**Directive:**
Using the records below, locate all lines containing "Header" and return them.

── Exercise data

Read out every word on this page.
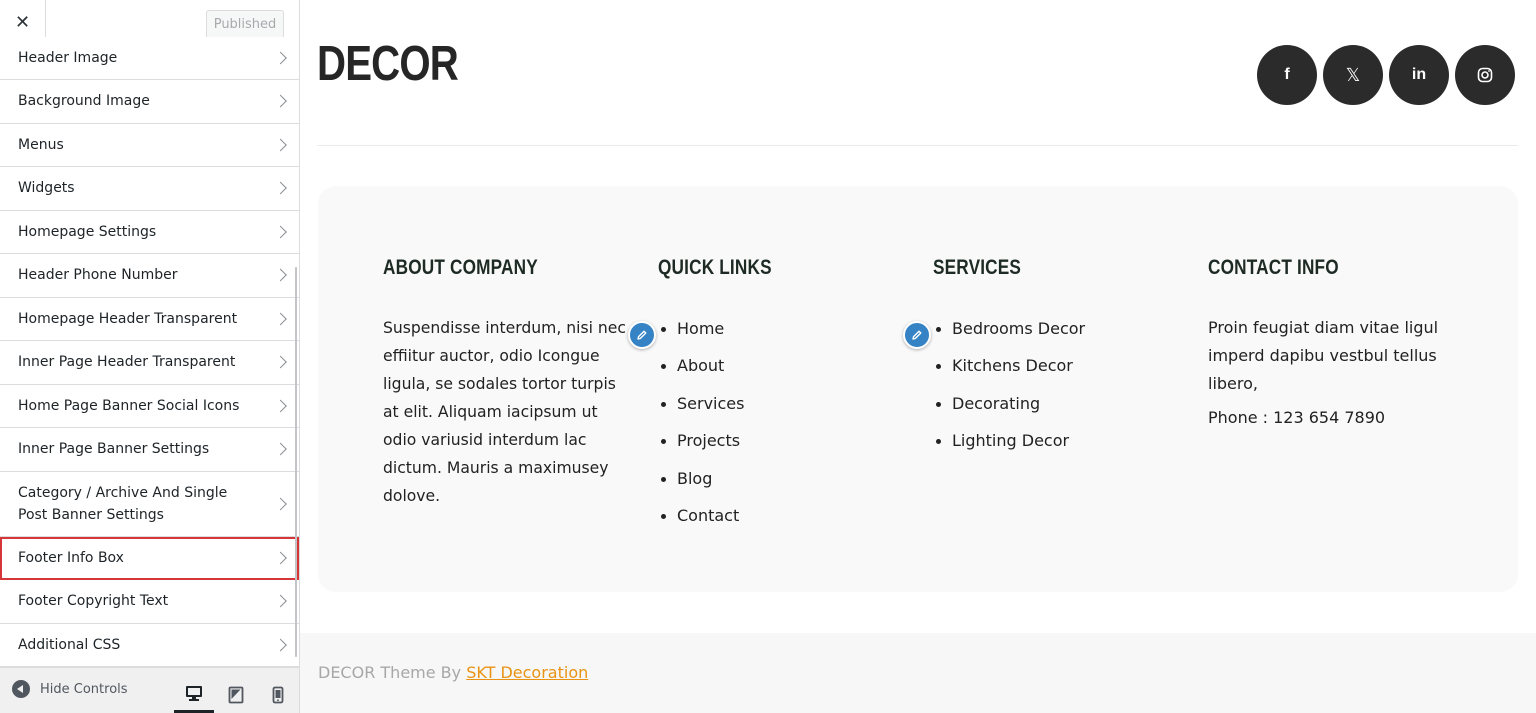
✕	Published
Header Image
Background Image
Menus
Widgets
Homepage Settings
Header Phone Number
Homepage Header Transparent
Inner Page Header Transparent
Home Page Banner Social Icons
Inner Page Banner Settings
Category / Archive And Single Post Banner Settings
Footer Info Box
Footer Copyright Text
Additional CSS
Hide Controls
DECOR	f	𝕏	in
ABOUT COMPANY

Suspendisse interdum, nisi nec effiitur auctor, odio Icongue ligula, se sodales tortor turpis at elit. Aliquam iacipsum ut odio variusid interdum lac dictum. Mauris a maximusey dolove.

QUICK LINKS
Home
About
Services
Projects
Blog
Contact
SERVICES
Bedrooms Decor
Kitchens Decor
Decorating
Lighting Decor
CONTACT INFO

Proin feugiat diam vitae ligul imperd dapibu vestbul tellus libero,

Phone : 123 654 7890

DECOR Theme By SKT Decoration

────
── Exercise data

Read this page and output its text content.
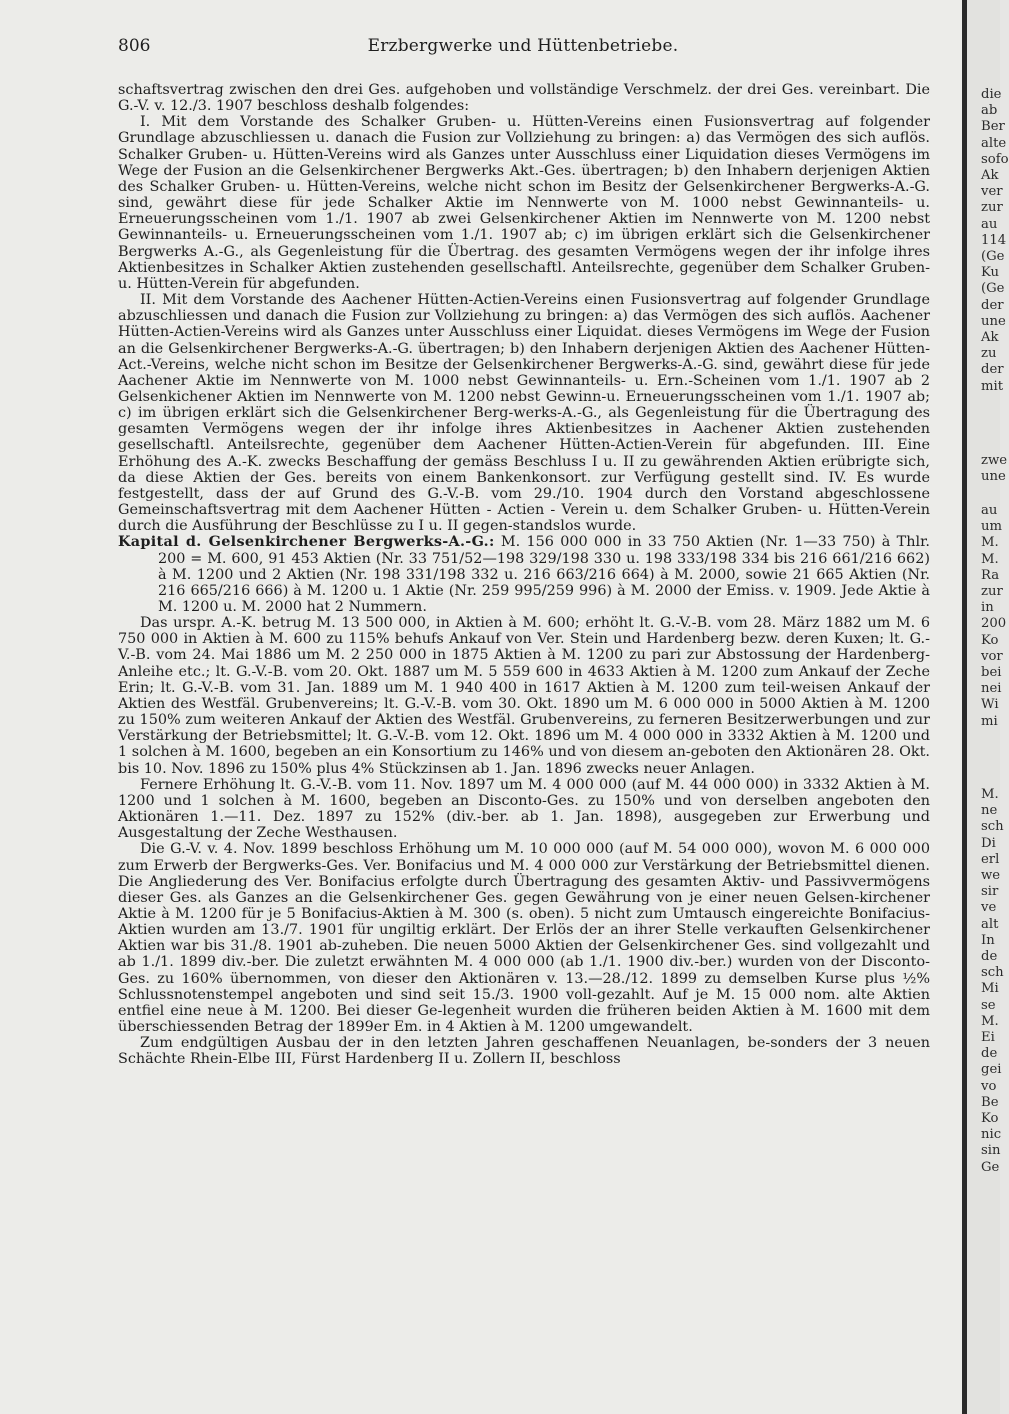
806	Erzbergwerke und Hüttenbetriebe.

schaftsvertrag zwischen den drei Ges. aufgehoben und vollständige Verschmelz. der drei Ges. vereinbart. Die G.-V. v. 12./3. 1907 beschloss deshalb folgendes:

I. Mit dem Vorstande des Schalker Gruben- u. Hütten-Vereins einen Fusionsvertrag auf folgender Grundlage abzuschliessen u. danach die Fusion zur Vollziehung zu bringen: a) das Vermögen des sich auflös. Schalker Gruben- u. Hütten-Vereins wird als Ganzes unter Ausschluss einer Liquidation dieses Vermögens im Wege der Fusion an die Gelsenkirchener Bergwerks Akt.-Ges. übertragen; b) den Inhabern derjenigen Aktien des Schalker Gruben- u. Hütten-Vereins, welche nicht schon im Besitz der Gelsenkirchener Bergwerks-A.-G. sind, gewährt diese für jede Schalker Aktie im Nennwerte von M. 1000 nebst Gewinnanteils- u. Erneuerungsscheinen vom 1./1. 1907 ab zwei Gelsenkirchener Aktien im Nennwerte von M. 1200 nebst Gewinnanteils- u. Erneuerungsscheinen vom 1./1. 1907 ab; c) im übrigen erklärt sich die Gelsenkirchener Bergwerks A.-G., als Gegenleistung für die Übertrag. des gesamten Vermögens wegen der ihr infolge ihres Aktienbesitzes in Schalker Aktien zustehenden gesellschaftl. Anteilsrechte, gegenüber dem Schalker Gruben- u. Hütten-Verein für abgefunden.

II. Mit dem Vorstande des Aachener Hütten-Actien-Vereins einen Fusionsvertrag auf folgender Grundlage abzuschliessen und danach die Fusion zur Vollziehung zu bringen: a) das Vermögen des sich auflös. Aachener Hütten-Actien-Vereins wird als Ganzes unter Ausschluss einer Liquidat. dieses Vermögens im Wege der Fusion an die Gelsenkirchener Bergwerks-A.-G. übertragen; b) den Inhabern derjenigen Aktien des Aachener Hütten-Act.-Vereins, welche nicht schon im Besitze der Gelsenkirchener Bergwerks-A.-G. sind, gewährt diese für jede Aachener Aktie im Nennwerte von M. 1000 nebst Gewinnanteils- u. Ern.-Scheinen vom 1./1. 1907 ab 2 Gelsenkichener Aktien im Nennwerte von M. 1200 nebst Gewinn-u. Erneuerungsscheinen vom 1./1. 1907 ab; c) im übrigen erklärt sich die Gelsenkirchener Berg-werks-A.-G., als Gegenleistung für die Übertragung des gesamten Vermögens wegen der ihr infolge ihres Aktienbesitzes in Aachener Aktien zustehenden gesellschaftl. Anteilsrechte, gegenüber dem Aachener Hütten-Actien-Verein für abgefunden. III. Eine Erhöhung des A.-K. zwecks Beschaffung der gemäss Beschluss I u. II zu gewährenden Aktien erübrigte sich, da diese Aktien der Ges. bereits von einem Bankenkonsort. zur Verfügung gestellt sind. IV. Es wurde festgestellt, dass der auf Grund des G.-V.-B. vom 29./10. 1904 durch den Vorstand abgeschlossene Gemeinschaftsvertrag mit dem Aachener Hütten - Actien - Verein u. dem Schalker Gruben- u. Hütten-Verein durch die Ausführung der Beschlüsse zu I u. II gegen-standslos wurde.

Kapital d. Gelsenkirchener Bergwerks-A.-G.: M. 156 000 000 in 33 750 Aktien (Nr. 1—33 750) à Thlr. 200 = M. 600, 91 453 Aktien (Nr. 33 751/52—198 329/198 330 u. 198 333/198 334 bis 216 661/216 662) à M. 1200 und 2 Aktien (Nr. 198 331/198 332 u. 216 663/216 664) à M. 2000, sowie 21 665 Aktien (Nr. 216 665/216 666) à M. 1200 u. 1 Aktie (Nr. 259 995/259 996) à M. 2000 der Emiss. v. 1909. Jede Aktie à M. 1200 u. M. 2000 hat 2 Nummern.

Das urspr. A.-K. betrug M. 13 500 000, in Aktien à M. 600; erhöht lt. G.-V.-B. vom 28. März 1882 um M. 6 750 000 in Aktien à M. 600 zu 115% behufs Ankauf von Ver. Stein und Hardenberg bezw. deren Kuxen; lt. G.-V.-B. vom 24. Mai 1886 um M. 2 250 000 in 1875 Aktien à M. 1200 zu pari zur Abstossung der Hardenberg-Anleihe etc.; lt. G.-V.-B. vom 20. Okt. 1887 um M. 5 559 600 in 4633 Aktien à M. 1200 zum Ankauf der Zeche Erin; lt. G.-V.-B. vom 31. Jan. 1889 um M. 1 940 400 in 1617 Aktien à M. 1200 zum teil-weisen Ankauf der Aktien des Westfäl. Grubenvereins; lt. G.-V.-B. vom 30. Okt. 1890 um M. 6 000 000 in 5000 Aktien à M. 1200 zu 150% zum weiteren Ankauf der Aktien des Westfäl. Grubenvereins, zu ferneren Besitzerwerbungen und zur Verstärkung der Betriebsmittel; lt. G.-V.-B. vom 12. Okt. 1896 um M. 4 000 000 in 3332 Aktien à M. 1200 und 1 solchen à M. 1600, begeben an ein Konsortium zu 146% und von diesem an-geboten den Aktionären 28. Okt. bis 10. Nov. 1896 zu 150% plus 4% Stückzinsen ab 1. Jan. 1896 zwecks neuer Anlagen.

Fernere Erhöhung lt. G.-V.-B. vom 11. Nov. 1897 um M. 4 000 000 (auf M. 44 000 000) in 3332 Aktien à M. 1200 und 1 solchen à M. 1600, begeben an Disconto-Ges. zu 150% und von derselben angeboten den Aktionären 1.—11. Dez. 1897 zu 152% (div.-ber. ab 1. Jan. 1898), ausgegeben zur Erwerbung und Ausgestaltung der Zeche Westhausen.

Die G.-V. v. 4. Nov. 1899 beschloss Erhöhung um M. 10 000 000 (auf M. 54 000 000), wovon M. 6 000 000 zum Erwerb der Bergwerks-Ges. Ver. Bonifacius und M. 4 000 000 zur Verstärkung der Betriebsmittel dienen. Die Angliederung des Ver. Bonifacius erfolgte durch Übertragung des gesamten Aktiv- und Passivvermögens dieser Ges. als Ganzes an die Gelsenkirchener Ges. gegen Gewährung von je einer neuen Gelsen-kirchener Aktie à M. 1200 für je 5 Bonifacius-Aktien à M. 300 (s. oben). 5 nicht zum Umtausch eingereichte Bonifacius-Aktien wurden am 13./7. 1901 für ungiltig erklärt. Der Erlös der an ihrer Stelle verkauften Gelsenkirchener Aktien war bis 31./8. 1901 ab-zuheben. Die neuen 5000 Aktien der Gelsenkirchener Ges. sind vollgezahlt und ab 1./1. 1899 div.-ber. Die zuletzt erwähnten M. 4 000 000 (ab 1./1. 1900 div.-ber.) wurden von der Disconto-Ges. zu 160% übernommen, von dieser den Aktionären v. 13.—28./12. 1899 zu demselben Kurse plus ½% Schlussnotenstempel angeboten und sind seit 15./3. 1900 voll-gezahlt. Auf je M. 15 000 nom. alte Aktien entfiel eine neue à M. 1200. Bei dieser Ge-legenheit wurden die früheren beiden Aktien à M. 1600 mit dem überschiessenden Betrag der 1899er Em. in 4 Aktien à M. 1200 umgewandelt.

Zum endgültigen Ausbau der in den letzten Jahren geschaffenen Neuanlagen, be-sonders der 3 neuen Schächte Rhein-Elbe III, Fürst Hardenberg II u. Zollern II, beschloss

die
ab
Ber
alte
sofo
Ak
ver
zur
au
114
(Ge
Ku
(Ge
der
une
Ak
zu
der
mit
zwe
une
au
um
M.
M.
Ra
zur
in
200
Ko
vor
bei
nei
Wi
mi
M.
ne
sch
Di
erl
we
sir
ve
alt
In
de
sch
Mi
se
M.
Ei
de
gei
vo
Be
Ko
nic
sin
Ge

────

**Task solution:**
Header Image
Header Phone Number
Homepage Header Transparent
Inner Page Header Transparent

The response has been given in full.